CHALLENGE:
Could you copy out every line of the data below, character for character?

DATA SECTION:
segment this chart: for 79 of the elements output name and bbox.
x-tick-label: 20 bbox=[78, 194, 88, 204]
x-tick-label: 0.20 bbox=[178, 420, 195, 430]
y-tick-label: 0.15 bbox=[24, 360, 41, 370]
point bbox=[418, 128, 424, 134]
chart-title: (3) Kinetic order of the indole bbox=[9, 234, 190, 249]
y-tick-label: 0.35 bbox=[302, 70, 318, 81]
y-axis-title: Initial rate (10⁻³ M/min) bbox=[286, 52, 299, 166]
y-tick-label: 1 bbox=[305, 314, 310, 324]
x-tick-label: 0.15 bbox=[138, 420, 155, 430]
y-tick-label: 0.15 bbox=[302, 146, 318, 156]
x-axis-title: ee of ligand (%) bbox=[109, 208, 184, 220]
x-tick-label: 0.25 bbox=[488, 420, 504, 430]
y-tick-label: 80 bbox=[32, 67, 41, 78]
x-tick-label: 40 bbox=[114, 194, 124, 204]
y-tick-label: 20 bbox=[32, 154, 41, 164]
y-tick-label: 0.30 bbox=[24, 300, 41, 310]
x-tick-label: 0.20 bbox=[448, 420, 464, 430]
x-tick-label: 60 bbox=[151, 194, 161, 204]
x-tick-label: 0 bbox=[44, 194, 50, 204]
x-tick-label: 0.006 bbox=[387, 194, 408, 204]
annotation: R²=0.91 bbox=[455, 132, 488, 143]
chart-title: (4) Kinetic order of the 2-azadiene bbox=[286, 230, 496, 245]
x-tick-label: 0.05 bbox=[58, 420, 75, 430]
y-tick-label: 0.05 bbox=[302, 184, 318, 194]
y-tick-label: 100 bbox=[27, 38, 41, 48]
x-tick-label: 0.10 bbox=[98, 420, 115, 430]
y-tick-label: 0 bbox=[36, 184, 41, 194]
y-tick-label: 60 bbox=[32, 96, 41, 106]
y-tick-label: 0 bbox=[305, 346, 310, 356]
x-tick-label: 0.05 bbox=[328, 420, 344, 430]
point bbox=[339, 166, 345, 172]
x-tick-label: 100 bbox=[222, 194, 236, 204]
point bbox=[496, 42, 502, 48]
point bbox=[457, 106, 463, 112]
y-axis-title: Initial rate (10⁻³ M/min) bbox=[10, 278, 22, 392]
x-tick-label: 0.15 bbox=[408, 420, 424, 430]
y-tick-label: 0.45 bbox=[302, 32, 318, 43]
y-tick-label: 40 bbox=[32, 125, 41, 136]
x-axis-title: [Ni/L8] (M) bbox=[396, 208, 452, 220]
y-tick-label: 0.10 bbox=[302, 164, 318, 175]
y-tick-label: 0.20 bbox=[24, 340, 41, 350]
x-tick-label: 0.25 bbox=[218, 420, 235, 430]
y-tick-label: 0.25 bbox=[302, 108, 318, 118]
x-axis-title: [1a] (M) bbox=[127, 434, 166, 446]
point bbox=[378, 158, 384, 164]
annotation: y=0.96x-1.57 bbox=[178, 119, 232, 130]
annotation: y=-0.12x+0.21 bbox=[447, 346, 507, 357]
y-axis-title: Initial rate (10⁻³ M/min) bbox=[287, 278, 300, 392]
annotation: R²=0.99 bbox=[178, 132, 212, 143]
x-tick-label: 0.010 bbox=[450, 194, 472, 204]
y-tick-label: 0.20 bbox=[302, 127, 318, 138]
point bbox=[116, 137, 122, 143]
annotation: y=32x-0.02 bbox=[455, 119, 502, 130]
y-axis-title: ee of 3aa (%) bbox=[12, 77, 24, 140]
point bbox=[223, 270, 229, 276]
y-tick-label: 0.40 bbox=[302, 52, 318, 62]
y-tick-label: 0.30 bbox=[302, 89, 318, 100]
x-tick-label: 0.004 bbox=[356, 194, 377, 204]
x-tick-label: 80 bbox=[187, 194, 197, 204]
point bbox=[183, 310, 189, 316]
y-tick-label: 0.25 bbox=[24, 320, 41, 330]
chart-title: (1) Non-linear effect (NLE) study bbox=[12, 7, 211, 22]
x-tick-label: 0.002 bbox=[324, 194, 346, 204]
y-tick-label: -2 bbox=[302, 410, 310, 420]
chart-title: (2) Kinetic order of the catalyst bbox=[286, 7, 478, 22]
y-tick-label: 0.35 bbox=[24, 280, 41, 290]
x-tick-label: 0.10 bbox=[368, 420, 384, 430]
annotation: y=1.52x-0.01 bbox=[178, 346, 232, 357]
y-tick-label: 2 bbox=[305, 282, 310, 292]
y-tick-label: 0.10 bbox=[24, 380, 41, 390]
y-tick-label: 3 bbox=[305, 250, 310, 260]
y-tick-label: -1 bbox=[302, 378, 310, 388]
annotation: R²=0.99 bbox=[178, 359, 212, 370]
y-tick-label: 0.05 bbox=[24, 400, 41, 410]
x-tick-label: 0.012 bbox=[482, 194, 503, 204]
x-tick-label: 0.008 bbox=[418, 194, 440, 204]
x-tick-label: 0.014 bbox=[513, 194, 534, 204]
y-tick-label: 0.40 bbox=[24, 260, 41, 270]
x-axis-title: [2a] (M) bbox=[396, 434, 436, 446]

RESULT:
segment this chart: for 79 of the elements output name and bbox.
x-tick-label: 20 bbox=[78, 194, 88, 204]
x-tick-label: 0.20 bbox=[178, 420, 195, 430]
y-tick-label: 0.15 bbox=[24, 360, 41, 370]
point bbox=[418, 128, 424, 134]
chart-title: (3) Kinetic order of the indole bbox=[9, 234, 190, 249]
y-tick-label: 0.35 bbox=[302, 70, 318, 81]
y-axis-title: Initial rate (10⁻³ M/min) bbox=[286, 52, 299, 166]
y-tick-label: 1 bbox=[305, 314, 310, 324]
x-tick-label: 0.15 bbox=[138, 420, 155, 430]
y-tick-label: 0.15 bbox=[302, 146, 318, 156]
x-axis-title: ee of ligand (%) bbox=[109, 208, 184, 220]
x-tick-label: 0.25 bbox=[488, 420, 504, 430]
y-tick-label: 80 bbox=[32, 67, 41, 78]
x-tick-label: 40 bbox=[114, 194, 124, 204]
y-tick-label: 20 bbox=[32, 154, 41, 164]
y-tick-label: 0.30 bbox=[24, 300, 41, 310]
x-tick-label: 0.20 bbox=[448, 420, 464, 430]
x-tick-label: 60 bbox=[151, 194, 161, 204]
x-tick-label: 0 bbox=[44, 194, 50, 204]
x-tick-label: 0.006 bbox=[387, 194, 408, 204]
annotation: R²=0.91 bbox=[455, 132, 488, 143]
chart-title: (4) Kinetic order of the 2-azadiene bbox=[286, 230, 496, 245]
x-tick-label: 0.05 bbox=[58, 420, 75, 430]
y-tick-label: 0.05 bbox=[302, 184, 318, 194]
y-tick-label: 100 bbox=[27, 38, 41, 48]
x-tick-label: 0.10 bbox=[98, 420, 115, 430]
y-tick-label: 0 bbox=[36, 184, 41, 194]
y-tick-label: 60 bbox=[32, 96, 41, 106]
y-tick-label: 0 bbox=[305, 346, 310, 356]
x-tick-label: 0.05 bbox=[328, 420, 344, 430]
point bbox=[339, 166, 345, 172]
x-tick-label: 100 bbox=[222, 194, 236, 204]
point bbox=[496, 42, 502, 48]
point bbox=[457, 106, 463, 112]
y-axis-title: Initial rate (10⁻³ M/min) bbox=[10, 278, 22, 392]
x-tick-label: 0.15 bbox=[408, 420, 424, 430]
y-tick-label: 0.45 bbox=[302, 32, 318, 43]
y-tick-label: 40 bbox=[32, 125, 41, 136]
x-axis-title: [Ni/L8] (M) bbox=[396, 208, 452, 220]
y-tick-label: 0.10 bbox=[302, 164, 318, 175]
y-tick-label: 0.20 bbox=[24, 340, 41, 350]
x-tick-label: 0.25 bbox=[218, 420, 235, 430]
y-tick-label: 0.25 bbox=[302, 108, 318, 118]
x-axis-title: [1a] (M) bbox=[127, 434, 166, 446]
point bbox=[378, 158, 384, 164]
annotation: y=0.96x-1.57 bbox=[178, 119, 232, 130]
annotation: y=-0.12x+0.21 bbox=[447, 346, 507, 357]
y-axis-title: Initial rate (10⁻³ M/min) bbox=[287, 278, 300, 392]
annotation: R²=0.99 bbox=[178, 132, 212, 143]
x-tick-label: 0.010 bbox=[450, 194, 472, 204]
y-tick-label: 0.20 bbox=[302, 127, 318, 138]
point bbox=[116, 137, 122, 143]
annotation: y=32x-0.02 bbox=[455, 119, 502, 130]
y-axis-title: ee of 3aa (%) bbox=[12, 77, 24, 140]
point bbox=[223, 270, 229, 276]
y-tick-label: 0.40 bbox=[302, 52, 318, 62]
y-tick-label: 0.30 bbox=[302, 89, 318, 100]
x-tick-label: 0.004 bbox=[356, 194, 377, 204]
x-tick-label: 80 bbox=[187, 194, 197, 204]
point bbox=[183, 310, 189, 316]
y-tick-label: 0.25 bbox=[24, 320, 41, 330]
chart-title: (1) Non-linear effect (NLE) study bbox=[12, 7, 211, 22]
x-tick-label: 0.002 bbox=[324, 194, 346, 204]
y-tick-label: -2 bbox=[302, 410, 310, 420]
chart-title: (2) Kinetic order of the catalyst bbox=[286, 7, 478, 22]
y-tick-label: 0.35 bbox=[24, 280, 41, 290]
x-tick-label: 0.10 bbox=[368, 420, 384, 430]
annotation: y=1.52x-0.01 bbox=[178, 346, 232, 357]
y-tick-label: 2 bbox=[305, 282, 310, 292]
y-tick-label: 0.10 bbox=[24, 380, 41, 390]
y-tick-label: 3 bbox=[305, 250, 310, 260]
y-tick-label: -1 bbox=[302, 378, 310, 388]
annotation: R²=0.99 bbox=[178, 359, 212, 370]
y-tick-label: 0.05 bbox=[24, 400, 41, 410]
x-tick-label: 0.012 bbox=[482, 194, 503, 204]
x-tick-label: 0.008 bbox=[418, 194, 440, 204]
x-tick-label: 0.014 bbox=[513, 194, 534, 204]
y-tick-label: 0.40 bbox=[24, 260, 41, 270]
x-axis-title: [2a] (M) bbox=[396, 434, 436, 446]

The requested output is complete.